PROBLEM:
Identify the lines that contain the word "Polynomial", then copy them.

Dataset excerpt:
>> Begin

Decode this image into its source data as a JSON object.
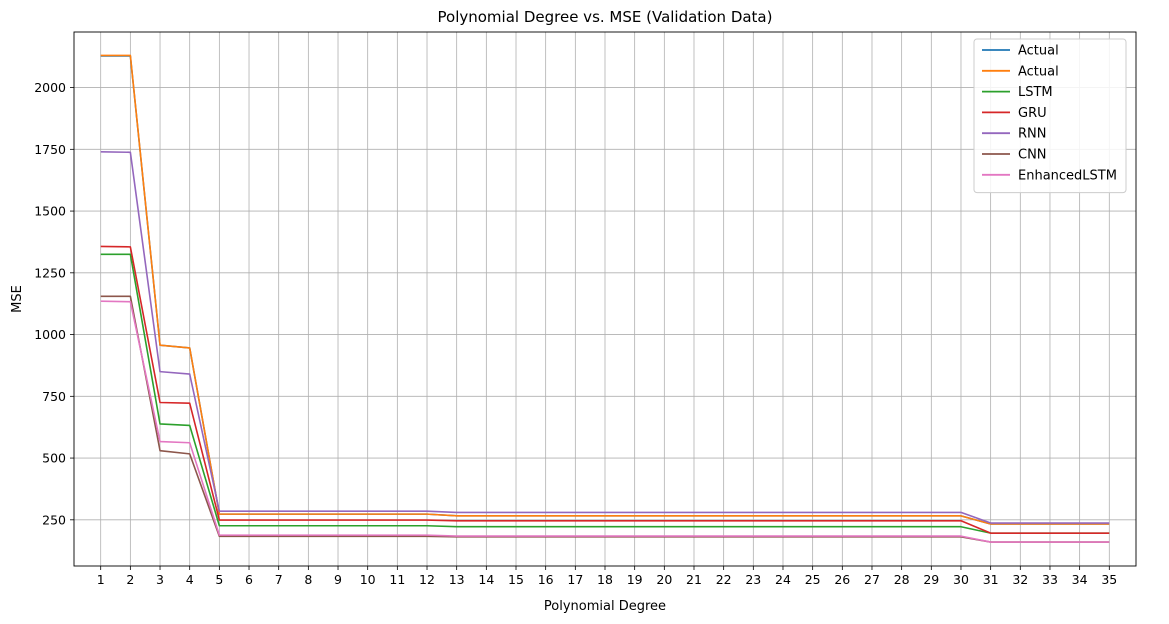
{
  "chart_data": {
    "type": "line",
    "title": "Polynomial Degree vs. MSE (Validation Data)",
    "xlabel": "Polynomial Degree",
    "ylabel": "MSE",
    "x": [
      1,
      2,
      3,
      4,
      5,
      6,
      7,
      8,
      9,
      10,
      11,
      12,
      13,
      14,
      15,
      16,
      17,
      18,
      19,
      20,
      21,
      22,
      23,
      24,
      25,
      26,
      27,
      28,
      29,
      30,
      31,
      32,
      33,
      34,
      35
    ],
    "xlim": [
      0.1,
      35.9
    ],
    "ylim": [
      63,
      2225
    ],
    "yticks": [
      250,
      500,
      750,
      1000,
      1250,
      1500,
      1750,
      2000
    ],
    "grid": true,
    "legend_position": "top-right",
    "series": [
      {
        "name": "Actual",
        "color": "#1f77b4",
        "values": [
          2128,
          2128,
          957,
          946,
          273,
          273,
          273,
          273,
          273,
          273,
          273,
          273,
          266,
          266,
          266,
          266,
          266,
          266,
          266,
          266,
          266,
          266,
          266,
          266,
          266,
          266,
          266,
          266,
          266,
          266,
          233,
          233,
          233,
          233,
          233
        ]
      },
      {
        "name": "Actual",
        "color": "#ff7f0e",
        "values": [
          2130,
          2130,
          957,
          946,
          273,
          273,
          273,
          273,
          273,
          273,
          273,
          273,
          266,
          266,
          266,
          266,
          266,
          266,
          266,
          266,
          266,
          266,
          266,
          266,
          266,
          266,
          266,
          266,
          266,
          266,
          233,
          233,
          233,
          233,
          233
        ]
      },
      {
        "name": "LSTM",
        "color": "#2ca02c",
        "values": [
          1325,
          1325,
          638,
          632,
          226,
          226,
          226,
          226,
          226,
          226,
          226,
          226,
          222,
          222,
          222,
          222,
          222,
          222,
          222,
          222,
          222,
          222,
          222,
          222,
          222,
          222,
          222,
          222,
          222,
          222,
          196,
          196,
          196,
          196,
          196
        ]
      },
      {
        "name": "GRU",
        "color": "#d62728",
        "values": [
          1357,
          1355,
          725,
          722,
          249,
          249,
          249,
          249,
          249,
          249,
          249,
          249,
          246,
          246,
          246,
          246,
          246,
          246,
          246,
          246,
          246,
          246,
          246,
          246,
          246,
          246,
          246,
          246,
          246,
          246,
          196,
          196,
          196,
          196,
          196
        ]
      },
      {
        "name": "RNN",
        "color": "#9467bd",
        "values": [
          1740,
          1738,
          850,
          840,
          285,
          285,
          285,
          285,
          285,
          285,
          285,
          285,
          280,
          280,
          280,
          280,
          280,
          280,
          280,
          280,
          280,
          280,
          280,
          280,
          280,
          280,
          280,
          280,
          280,
          280,
          237,
          237,
          237,
          237,
          237
        ]
      },
      {
        "name": "CNN",
        "color": "#8c564b",
        "values": [
          1155,
          1155,
          530,
          517,
          183,
          183,
          183,
          183,
          183,
          183,
          183,
          183,
          181,
          181,
          181,
          181,
          181,
          181,
          181,
          181,
          181,
          181,
          181,
          181,
          181,
          181,
          181,
          181,
          181,
          181,
          160,
          160,
          160,
          160,
          160
        ]
      },
      {
        "name": "EnhancedLSTM",
        "color": "#e377c2",
        "values": [
          1135,
          1133,
          567,
          562,
          188,
          188,
          188,
          188,
          188,
          188,
          188,
          188,
          184,
          184,
          184,
          184,
          184,
          184,
          184,
          184,
          184,
          184,
          184,
          184,
          184,
          184,
          184,
          184,
          184,
          184,
          160,
          160,
          160,
          160,
          160
        ]
      }
    ]
  }
}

>> End

FULL ANSWER:
    "title": "Polynomial Degree vs. MSE (Validation Data)",
    "xlabel": "Polynomial Degree",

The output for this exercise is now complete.